*Exercise instructions*.
Reproduce each line of the material exactly, minus any picture.

*Data supplied*.
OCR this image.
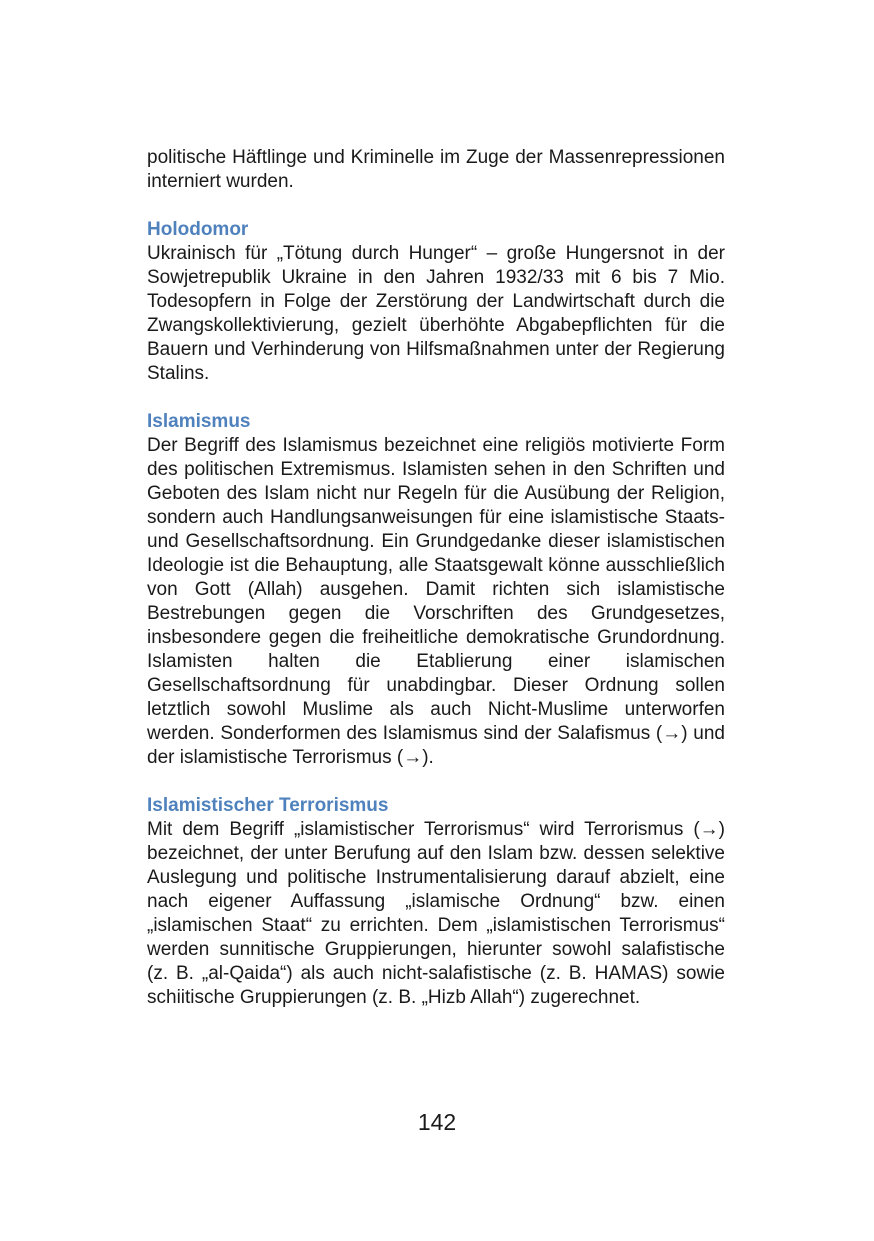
politische Häftlinge und Kriminelle im Zuge der Massenrepressionen interniert wurden.

Holodomor

Ukrainisch für „Tötung durch Hunger“ – große Hungersnot in der Sowjetrepublik Ukraine in den Jahren 1932/33 mit 6 bis 7 Mio. Todesopfern in Folge der Zerstörung der Landwirtschaft durch die Zwangskollektivierung, gezielt überhöhte Abgabepflichten für die Bauern und Verhinderung von Hilfsmaßnahmen unter der Regierung Stalins.

Islamismus

Der Begriff des Islamismus bezeichnet eine religiös motivierte Form des politischen Extremismus. Islamisten sehen in den Schriften und Geboten des Islam nicht nur Regeln für die Ausübung der Religion, sondern auch Handlungsanweisungen für eine islamistische Staats- und Gesellschaftsordnung. Ein Grundgedanke dieser islamistischen Ideologie ist die Behauptung, alle Staatsgewalt könne ausschließlich von Gott (Allah) ausgehen. Damit richten sich islamistische Bestrebungen gegen die Vorschriften des Grundgesetzes, insbesondere gegen die freiheitliche demokratische Grundordnung. Islamisten halten die Etablierung einer islamischen Gesellschaftsordnung für unabdingbar. Dieser Ordnung sollen letztlich sowohl Muslime als auch Nicht-Muslime unterworfen werden. Sonderformen des Islamismus sind der Salafismus (→) und der islamistische Terrorismus (→).

Islamistischer Terrorismus

Mit dem Begriff „islamistischer Terrorismus“ wird Terrorismus (→) bezeichnet, der unter Berufung auf den Islam bzw. dessen selektive Auslegung und politische Instrumentalisierung darauf abzielt, eine nach eigener Auffassung „islamische Ordnung“ bzw. einen „islamischen Staat“ zu errichten. Dem „islamistischen Terrorismus“ werden sunnitische Gruppierungen, hierunter sowohl salafistische (z. B. „al-Qaida“) als auch nicht-salafistische (z. B. HAMAS) sowie schiitische Gruppierungen (z. B. „Hizb Allah“) zugerechnet.

142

*Written response*.
OCR this image.
politische Häftlinge und Kriminelle im Zuge der Massenrepressionen interniert wurden.

Holodomor

Ukrainisch für „Tötung durch Hunger“ – große Hungersnot in der Sowjetrepublik Ukraine in den Jahren 1932/33 mit 6 bis 7 Mio. Todesopfern in Folge der Zerstörung der Landwirtschaft durch die Zwangskollektivierung, gezielt überhöhte Abgabepflichten für die Bauern und Verhinderung von Hilfsmaßnahmen unter der Regierung Stalins.

Islamismus

Der Begriff des Islamismus bezeichnet eine religiös motivierte Form des politischen Extremismus. Islamisten sehen in den Schriften und Geboten des Islam nicht nur Regeln für die Ausübung der Religion, sondern auch Handlungsanweisungen für eine islamistische Staats- und Gesellschaftsordnung. Ein Grundgedanke dieser islamistischen Ideologie ist die Behauptung, alle Staatsgewalt könne ausschließlich von Gott (Allah) ausgehen. Damit richten sich islamistische Bestrebungen gegen die Vorschriften des Grundgesetzes, insbesondere gegen die freiheitliche demokratische Grundordnung. Islamisten halten die Etablierung einer islamischen Gesellschaftsordnung für unabdingbar. Dieser Ordnung sollen letztlich sowohl Muslime als auch Nicht-Muslime unterworfen werden. Sonderformen des Islamismus sind der Salafismus (→) und der islamistische Terrorismus (→).

Islamistischer Terrorismus

Mit dem Begriff „islamistischer Terrorismus“ wird Terrorismus (→) bezeichnet, der unter Berufung auf den Islam bzw. dessen selektive Auslegung und politische Instrumentalisierung darauf abzielt, eine nach eigener Auffassung „islamische Ordnung“ bzw. einen „islamischen Staat“ zu errichten. Dem „islamistischen Terrorismus“ werden sunnitische Gruppierungen, hierunter sowohl salafistische (z. B. „al-Qaida“) als auch nicht-salafistische (z. B. HAMAS) sowie schiitische Gruppierungen (z. B. „Hizb Allah“) zugerechnet.

142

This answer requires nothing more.